What you will do = Write out word for word the section of the post on templates and inline assembly below that begins with the words "I'm working on" and ends with "void doSomething()".

Source =
I'm working on small project and trying to get some hardcoded values to inline assembly. For doing that I'm using templates. I have created a code snip to show what I'm seeing

      #include <iostream>

      template <size_t T>
      struct MyClass
      {
          size_t myValue = T;

          void doSomething()
          {
              size_t value = T;
              __asm
              {
                  mov eax, [T]
                  mov [value], eax
              }
              std::cout << value << std::endl;
          }
      };

   int main()
   {
       auto o = new MyClass<999>();

       o->doSomething();
       return 0;
   }

It turns out that for the assembly code it is trying to use the data segment instead "pasting the number there directly"

Material supplied =
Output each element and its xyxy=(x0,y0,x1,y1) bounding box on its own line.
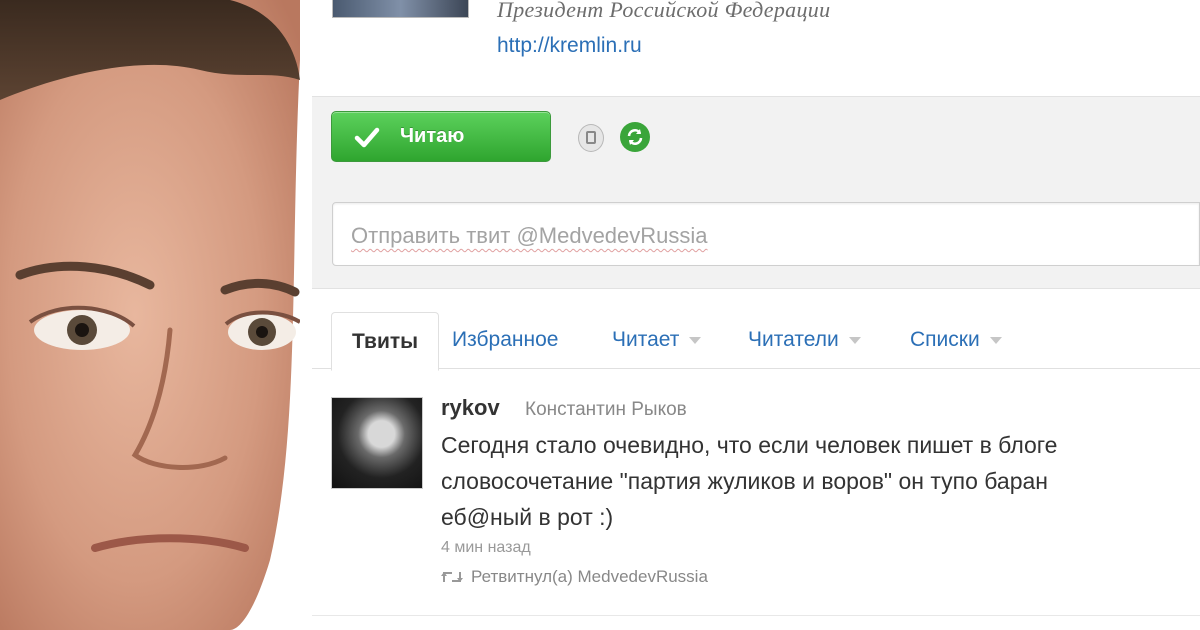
compose-placeholder: Отправить твит @MedvedevRussia xyxy=(351,223,708,248)
refresh-icon xyxy=(627,129,643,145)
tweet-item[interactable]: rykov Константин Рыков Сегодня стало оче… xyxy=(312,369,1200,616)
following-button[interactable]: Читаю xyxy=(331,111,551,162)
tab-lists[interactable]: Списки xyxy=(910,312,1002,368)
tab-followers[interactable]: Читатели xyxy=(748,312,861,368)
twitter-profile-panel: Президент Российской Федерации http://kr… xyxy=(292,0,1200,630)
chevron-down-icon xyxy=(848,336,861,344)
tweet-retweeted-by: Ретвитнул(а) MedvedevRussia xyxy=(471,567,708,586)
face-photo xyxy=(0,0,300,630)
tab-following[interactable]: Читает xyxy=(612,312,702,368)
retweet-icon xyxy=(441,572,463,582)
checkmark-icon xyxy=(354,127,380,147)
compose-area: Отправить твит @MedvedevRussia xyxy=(312,180,1200,289)
tab-favorites[interactable]: Избранное xyxy=(452,312,558,368)
tweet-text: Сегодня стало очевидно, что если человек… xyxy=(441,432,1058,530)
tab-followers-label: Читатели xyxy=(748,328,839,351)
tab-lists-label: Списки xyxy=(910,328,980,351)
profile-avatar[interactable] xyxy=(332,0,469,18)
retweets-toggle-icon[interactable] xyxy=(620,122,650,152)
compose-tweet-input[interactable]: Отправить твит @MedvedevRussia xyxy=(332,202,1200,266)
tweet-fullname[interactable]: Константин Рыков xyxy=(525,399,687,421)
tweet-author-avatar[interactable] xyxy=(331,397,423,489)
face-illustration xyxy=(0,0,300,630)
tab-tweets-label: Твиты xyxy=(352,329,419,353)
profile-action-bar: Читаю xyxy=(312,96,1200,182)
following-button-label: Читаю xyxy=(400,125,465,147)
profile-url-link[interactable]: http://kremlin.ru xyxy=(497,34,642,58)
profile-tabs: Твиты Избранное Читает Читатели Списки xyxy=(312,312,1200,371)
tweet-timestamp[interactable]: 4 мин назад xyxy=(441,539,531,557)
chevron-down-icon xyxy=(989,336,1002,344)
chevron-down-icon xyxy=(689,336,702,344)
tweet-username[interactable]: rykov xyxy=(441,395,500,421)
tweet-retweet-info: Ретвитнул(а) MedvedevRussia xyxy=(441,567,708,587)
device-updates-icon[interactable] xyxy=(578,124,604,152)
tab-following-label: Читает xyxy=(612,328,680,351)
profile-bio: Президент Российской Федерации xyxy=(497,0,831,22)
tab-favorites-label: Избранное xyxy=(452,328,559,351)
tab-tweets[interactable]: Твиты xyxy=(331,312,440,371)
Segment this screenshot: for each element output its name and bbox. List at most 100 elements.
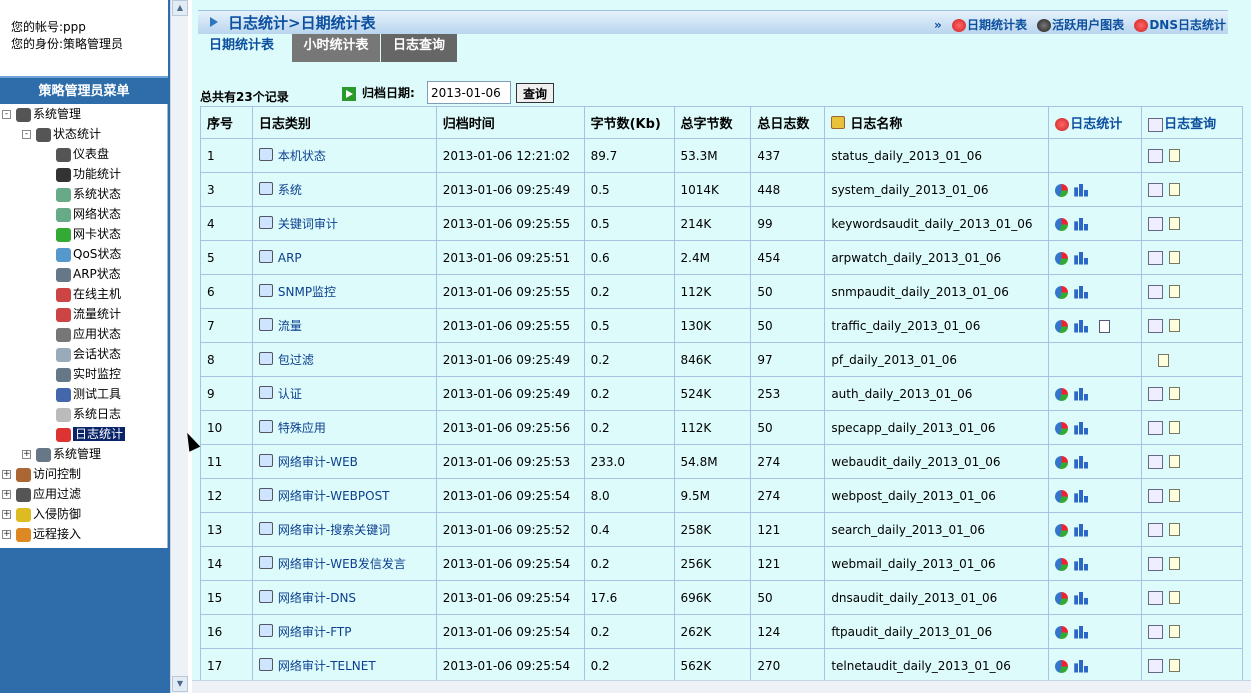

Solution to the exercise =
I'm working on small project and trying to get some hardcoded values to inline assembly. For doing that I'm using templates. I have created a code snip to show what I'm seeing

      #include <iostream>

      template <size_t T>
      struct MyClass
      {
          size_t myValue = T;

          void doSomething()